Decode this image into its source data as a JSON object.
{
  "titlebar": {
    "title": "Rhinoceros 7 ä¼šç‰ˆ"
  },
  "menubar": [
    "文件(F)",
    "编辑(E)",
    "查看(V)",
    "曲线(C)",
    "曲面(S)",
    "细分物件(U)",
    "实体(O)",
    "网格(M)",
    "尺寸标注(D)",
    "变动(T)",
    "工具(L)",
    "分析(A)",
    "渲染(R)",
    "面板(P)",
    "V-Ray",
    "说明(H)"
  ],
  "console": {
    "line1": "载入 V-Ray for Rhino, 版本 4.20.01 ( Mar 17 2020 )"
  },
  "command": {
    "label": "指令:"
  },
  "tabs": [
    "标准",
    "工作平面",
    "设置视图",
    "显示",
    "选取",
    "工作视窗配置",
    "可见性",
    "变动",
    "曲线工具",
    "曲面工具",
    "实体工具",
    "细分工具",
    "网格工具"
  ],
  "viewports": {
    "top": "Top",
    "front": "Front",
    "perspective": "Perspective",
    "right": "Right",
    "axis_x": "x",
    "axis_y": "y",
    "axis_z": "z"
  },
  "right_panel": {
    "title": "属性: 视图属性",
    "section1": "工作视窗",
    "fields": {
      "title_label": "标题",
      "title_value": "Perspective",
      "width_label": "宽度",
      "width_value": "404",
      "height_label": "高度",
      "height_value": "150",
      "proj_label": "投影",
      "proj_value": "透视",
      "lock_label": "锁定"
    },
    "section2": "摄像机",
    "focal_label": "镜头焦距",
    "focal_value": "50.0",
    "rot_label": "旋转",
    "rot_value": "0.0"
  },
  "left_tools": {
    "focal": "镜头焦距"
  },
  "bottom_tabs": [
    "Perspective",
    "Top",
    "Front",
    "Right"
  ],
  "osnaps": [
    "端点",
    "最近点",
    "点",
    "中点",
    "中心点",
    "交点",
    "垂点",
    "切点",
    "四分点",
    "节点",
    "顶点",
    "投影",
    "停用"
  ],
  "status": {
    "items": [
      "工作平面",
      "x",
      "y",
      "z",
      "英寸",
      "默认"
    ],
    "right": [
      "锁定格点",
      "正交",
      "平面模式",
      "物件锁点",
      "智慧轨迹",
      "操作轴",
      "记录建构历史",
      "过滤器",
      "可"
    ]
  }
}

########

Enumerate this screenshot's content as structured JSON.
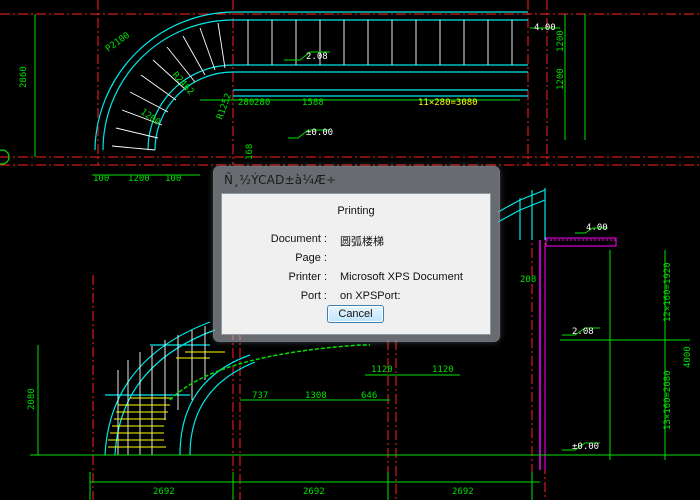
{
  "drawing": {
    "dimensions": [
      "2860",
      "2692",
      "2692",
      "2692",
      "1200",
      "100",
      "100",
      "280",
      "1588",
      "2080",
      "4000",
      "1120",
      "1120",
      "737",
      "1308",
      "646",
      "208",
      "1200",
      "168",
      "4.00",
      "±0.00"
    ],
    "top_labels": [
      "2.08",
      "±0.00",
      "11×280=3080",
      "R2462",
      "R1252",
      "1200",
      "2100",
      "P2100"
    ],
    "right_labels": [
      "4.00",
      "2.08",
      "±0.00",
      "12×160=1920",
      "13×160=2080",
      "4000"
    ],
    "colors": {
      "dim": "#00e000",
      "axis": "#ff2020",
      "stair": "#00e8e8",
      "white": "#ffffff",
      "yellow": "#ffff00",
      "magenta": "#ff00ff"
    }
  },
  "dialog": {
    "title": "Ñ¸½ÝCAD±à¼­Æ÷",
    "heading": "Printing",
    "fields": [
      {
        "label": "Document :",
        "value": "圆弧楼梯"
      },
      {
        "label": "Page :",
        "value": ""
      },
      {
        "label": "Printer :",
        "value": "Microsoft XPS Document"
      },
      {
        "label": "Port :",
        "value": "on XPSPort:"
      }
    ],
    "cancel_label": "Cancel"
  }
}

########

- JOB -
Report each line in the preceding entries that holds the string "Document".

- FINISHED TASK -
        "label": "Document :",
        "value": "Microsoft XPS Document"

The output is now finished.